→ **The exercise**: Each line that holds the string "sources" counts once; say how many such lines there are and add nothing.

→ **Records supplied**:
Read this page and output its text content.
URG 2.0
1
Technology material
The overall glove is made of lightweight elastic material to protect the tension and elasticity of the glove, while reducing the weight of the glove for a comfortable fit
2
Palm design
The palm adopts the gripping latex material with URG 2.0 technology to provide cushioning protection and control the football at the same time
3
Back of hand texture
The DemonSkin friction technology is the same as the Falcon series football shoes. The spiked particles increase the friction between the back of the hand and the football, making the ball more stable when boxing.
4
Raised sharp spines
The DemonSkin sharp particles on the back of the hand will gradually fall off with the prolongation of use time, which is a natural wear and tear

---

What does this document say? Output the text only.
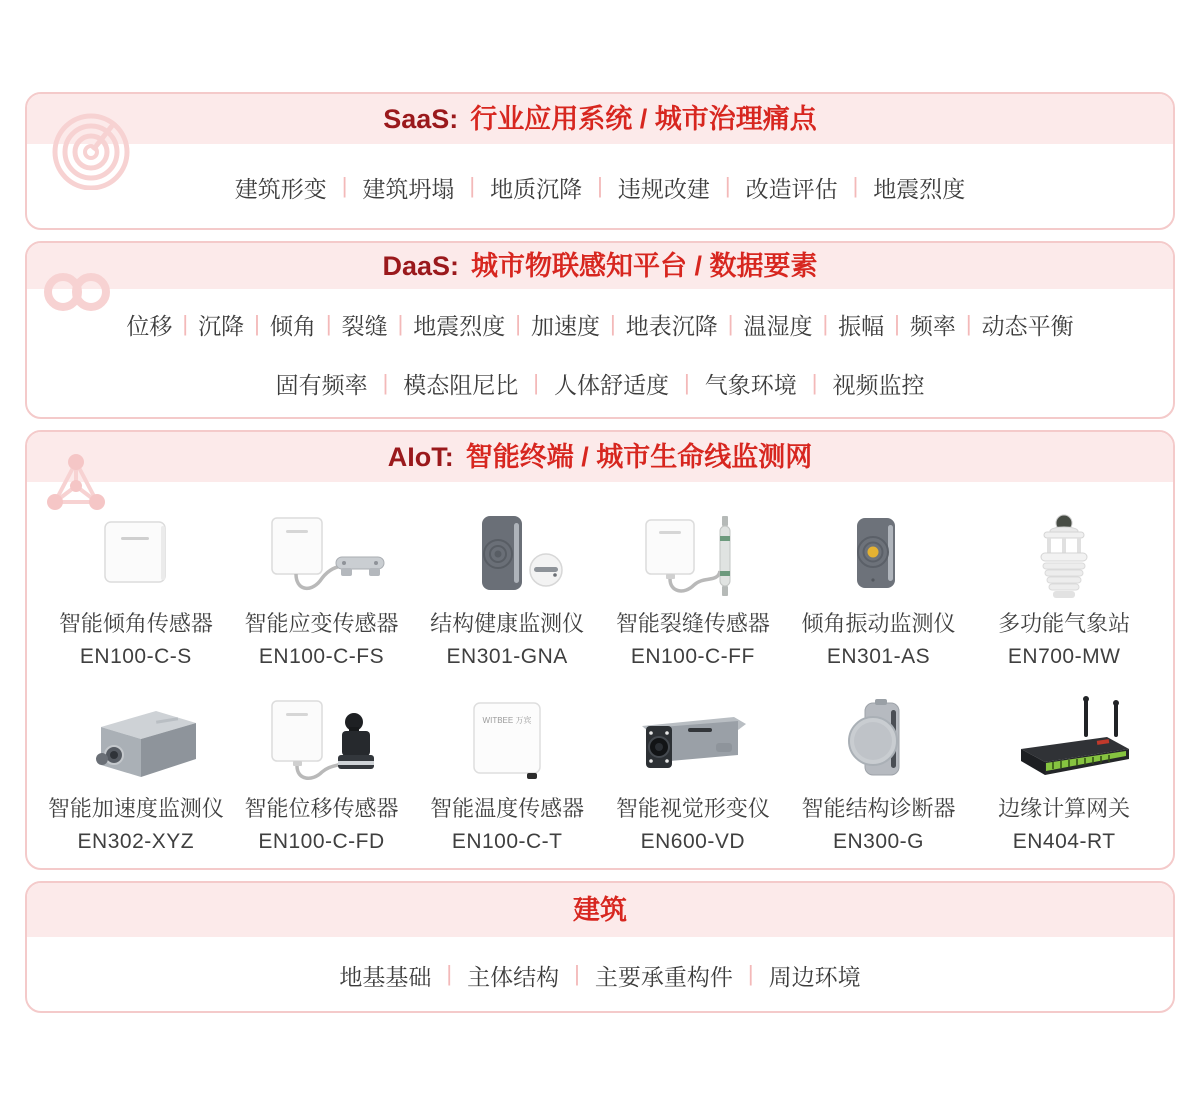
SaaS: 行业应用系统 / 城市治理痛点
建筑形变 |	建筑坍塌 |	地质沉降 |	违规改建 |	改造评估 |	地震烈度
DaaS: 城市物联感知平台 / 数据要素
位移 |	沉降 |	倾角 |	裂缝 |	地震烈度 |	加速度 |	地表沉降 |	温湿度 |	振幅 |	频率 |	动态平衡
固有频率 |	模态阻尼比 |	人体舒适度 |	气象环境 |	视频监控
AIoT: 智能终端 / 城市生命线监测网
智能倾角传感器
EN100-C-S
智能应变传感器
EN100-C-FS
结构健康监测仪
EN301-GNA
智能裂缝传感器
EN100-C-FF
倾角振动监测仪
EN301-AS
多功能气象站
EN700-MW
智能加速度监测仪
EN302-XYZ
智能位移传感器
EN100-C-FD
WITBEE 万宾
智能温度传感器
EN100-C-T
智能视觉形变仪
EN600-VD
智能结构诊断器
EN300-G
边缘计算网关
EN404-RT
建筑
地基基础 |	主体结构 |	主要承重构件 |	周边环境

==

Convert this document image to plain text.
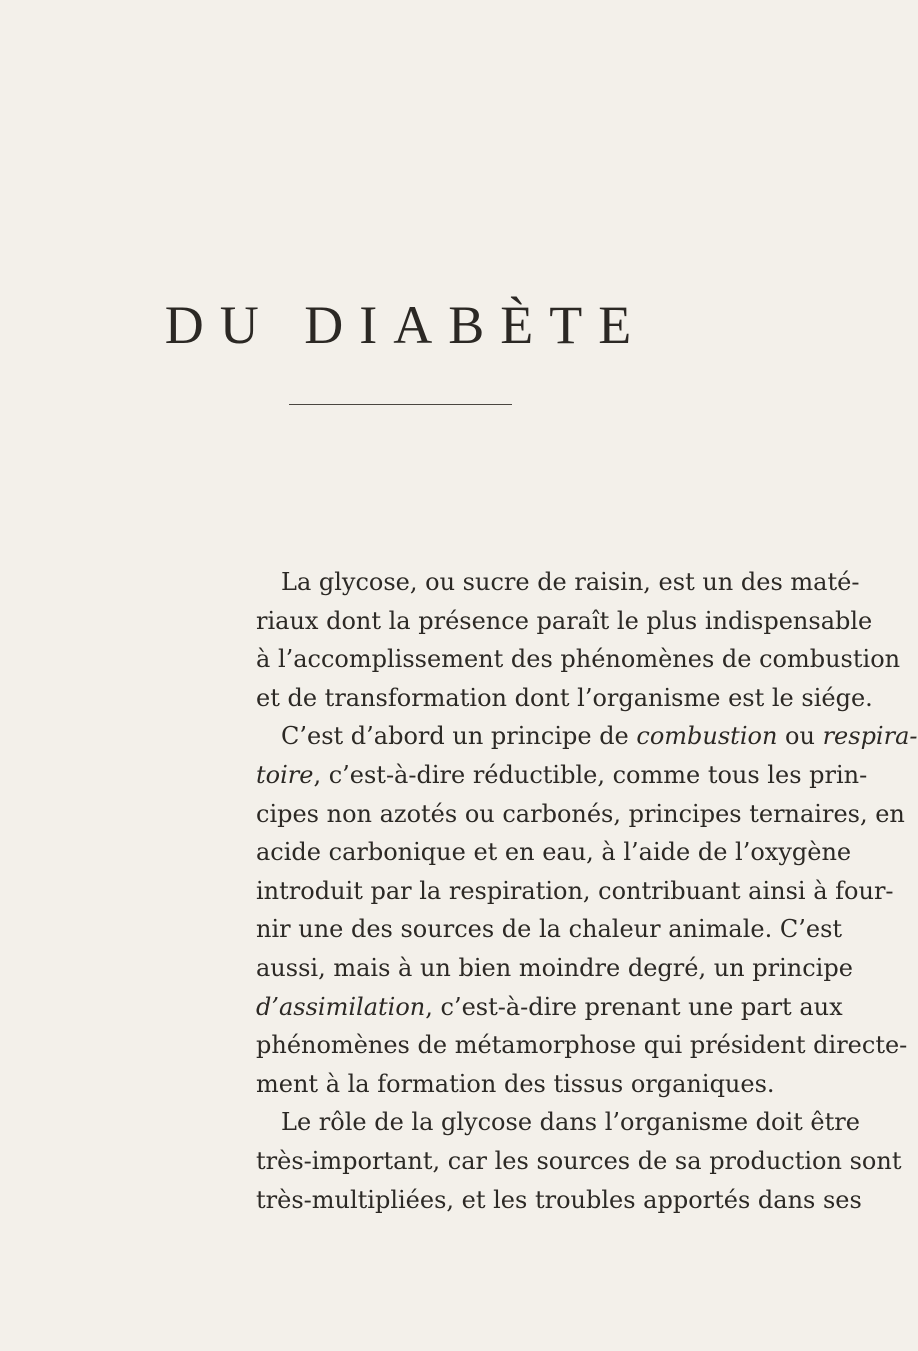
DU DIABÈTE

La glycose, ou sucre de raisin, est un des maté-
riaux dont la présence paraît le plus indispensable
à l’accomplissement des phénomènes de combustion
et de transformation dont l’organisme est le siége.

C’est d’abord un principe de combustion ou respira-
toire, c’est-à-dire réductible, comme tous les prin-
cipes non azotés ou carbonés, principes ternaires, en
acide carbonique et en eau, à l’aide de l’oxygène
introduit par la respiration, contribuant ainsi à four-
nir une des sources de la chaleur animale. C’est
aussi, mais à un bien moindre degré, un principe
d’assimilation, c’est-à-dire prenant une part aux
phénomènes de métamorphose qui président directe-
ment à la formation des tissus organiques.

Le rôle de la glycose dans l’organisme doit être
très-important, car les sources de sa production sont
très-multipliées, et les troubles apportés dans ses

→ **Output**: 2